WHAT TO PRODUCE>
In the listing below, identify each line with the word "ylabel" and return those lines.

==========

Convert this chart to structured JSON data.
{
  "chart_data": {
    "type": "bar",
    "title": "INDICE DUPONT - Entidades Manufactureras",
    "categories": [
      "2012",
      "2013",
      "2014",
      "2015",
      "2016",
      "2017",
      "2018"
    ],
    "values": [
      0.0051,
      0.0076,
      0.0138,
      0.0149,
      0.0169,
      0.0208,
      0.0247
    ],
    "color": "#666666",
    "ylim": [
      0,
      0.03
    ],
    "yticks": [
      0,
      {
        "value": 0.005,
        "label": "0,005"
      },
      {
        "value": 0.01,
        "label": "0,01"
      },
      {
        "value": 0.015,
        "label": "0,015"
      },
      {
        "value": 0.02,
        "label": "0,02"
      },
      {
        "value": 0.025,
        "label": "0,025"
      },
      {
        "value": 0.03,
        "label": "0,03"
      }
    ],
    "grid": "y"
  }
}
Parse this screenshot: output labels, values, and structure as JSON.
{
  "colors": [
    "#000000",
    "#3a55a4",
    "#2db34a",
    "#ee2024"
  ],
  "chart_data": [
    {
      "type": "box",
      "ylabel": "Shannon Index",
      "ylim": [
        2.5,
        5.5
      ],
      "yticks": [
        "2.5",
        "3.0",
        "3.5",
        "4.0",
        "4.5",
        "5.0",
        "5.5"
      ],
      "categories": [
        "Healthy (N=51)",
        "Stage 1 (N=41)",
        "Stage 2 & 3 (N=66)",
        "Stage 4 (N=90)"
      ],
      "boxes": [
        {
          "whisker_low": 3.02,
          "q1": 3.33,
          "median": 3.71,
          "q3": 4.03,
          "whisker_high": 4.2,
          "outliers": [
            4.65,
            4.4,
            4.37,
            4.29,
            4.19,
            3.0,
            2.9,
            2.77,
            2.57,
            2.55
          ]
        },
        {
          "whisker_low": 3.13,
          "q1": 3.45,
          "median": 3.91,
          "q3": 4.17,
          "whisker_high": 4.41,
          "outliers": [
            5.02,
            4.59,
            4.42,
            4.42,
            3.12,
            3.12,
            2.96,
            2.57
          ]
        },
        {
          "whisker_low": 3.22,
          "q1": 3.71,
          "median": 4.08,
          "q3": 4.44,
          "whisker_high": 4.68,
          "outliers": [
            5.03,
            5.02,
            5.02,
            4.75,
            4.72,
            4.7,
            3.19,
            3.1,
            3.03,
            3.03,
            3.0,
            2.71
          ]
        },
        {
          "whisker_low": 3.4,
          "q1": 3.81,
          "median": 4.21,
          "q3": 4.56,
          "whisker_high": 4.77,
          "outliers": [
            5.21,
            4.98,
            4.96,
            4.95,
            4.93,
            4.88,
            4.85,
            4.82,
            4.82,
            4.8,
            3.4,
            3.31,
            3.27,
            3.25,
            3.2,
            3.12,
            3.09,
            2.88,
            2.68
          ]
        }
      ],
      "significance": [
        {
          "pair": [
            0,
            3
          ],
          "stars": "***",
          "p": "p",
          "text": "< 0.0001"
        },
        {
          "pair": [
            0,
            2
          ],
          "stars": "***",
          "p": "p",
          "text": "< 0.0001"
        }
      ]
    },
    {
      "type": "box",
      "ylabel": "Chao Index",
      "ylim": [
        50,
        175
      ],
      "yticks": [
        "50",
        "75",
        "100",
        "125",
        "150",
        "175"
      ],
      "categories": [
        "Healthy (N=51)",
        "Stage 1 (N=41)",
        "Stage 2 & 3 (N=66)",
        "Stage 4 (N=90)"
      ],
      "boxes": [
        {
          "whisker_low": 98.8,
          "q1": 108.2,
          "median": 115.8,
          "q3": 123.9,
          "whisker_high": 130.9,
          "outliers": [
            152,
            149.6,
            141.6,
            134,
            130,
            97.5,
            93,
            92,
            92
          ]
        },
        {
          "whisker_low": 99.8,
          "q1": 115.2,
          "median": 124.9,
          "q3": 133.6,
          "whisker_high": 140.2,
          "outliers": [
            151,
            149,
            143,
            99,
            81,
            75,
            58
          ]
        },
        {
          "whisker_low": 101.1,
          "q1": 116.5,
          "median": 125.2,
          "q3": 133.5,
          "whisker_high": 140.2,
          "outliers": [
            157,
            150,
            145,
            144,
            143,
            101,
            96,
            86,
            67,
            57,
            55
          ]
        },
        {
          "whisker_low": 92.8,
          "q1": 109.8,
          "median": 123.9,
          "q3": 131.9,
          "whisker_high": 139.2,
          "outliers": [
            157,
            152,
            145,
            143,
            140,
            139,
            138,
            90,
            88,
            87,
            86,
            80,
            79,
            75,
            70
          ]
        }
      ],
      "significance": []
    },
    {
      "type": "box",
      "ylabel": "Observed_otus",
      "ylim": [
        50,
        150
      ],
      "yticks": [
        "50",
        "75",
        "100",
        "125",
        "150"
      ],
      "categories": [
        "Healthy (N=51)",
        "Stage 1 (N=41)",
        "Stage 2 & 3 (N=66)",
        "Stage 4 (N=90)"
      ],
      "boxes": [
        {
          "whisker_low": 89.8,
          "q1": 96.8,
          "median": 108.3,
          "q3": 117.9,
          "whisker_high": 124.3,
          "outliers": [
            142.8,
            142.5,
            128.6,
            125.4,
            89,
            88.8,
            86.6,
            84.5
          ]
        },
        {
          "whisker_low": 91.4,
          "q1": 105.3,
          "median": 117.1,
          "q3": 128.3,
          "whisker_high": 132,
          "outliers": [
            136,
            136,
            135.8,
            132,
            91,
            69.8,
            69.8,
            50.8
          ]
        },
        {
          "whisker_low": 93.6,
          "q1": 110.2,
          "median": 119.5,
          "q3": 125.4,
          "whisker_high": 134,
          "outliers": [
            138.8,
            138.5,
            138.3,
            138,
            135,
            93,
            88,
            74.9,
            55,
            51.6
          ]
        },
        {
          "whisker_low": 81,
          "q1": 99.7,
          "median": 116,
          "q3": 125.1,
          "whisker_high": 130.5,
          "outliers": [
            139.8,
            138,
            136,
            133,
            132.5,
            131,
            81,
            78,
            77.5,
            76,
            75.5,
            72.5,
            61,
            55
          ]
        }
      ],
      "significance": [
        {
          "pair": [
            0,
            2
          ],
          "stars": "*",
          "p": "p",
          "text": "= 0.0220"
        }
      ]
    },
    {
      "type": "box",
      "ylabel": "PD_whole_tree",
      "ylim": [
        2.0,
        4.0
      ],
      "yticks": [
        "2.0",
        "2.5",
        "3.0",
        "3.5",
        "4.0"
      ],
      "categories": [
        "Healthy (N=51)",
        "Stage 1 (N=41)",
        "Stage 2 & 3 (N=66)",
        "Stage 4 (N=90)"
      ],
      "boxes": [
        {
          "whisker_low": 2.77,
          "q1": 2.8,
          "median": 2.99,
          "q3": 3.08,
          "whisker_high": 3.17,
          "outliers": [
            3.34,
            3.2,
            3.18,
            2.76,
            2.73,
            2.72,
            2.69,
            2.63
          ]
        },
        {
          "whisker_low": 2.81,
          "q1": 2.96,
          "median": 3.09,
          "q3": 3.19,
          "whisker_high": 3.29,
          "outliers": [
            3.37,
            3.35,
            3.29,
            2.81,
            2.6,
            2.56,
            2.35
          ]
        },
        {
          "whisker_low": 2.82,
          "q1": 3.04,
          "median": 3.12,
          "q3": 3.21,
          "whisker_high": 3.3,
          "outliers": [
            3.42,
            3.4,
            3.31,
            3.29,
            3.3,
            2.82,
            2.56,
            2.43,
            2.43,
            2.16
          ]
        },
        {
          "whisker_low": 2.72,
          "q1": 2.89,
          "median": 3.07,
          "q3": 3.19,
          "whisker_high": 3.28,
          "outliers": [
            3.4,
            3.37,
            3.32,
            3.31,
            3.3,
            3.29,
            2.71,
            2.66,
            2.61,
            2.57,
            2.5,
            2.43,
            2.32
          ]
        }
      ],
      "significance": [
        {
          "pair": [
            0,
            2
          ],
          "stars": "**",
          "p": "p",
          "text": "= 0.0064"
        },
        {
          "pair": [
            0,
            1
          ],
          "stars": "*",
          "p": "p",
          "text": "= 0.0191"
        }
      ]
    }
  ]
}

==========

RESULT>
      "ylabel": "Shannon Index",
      "ylabel": "Chao Index",
      "ylabel": "Observed_otus",
      "ylabel": "PD_whole_tree",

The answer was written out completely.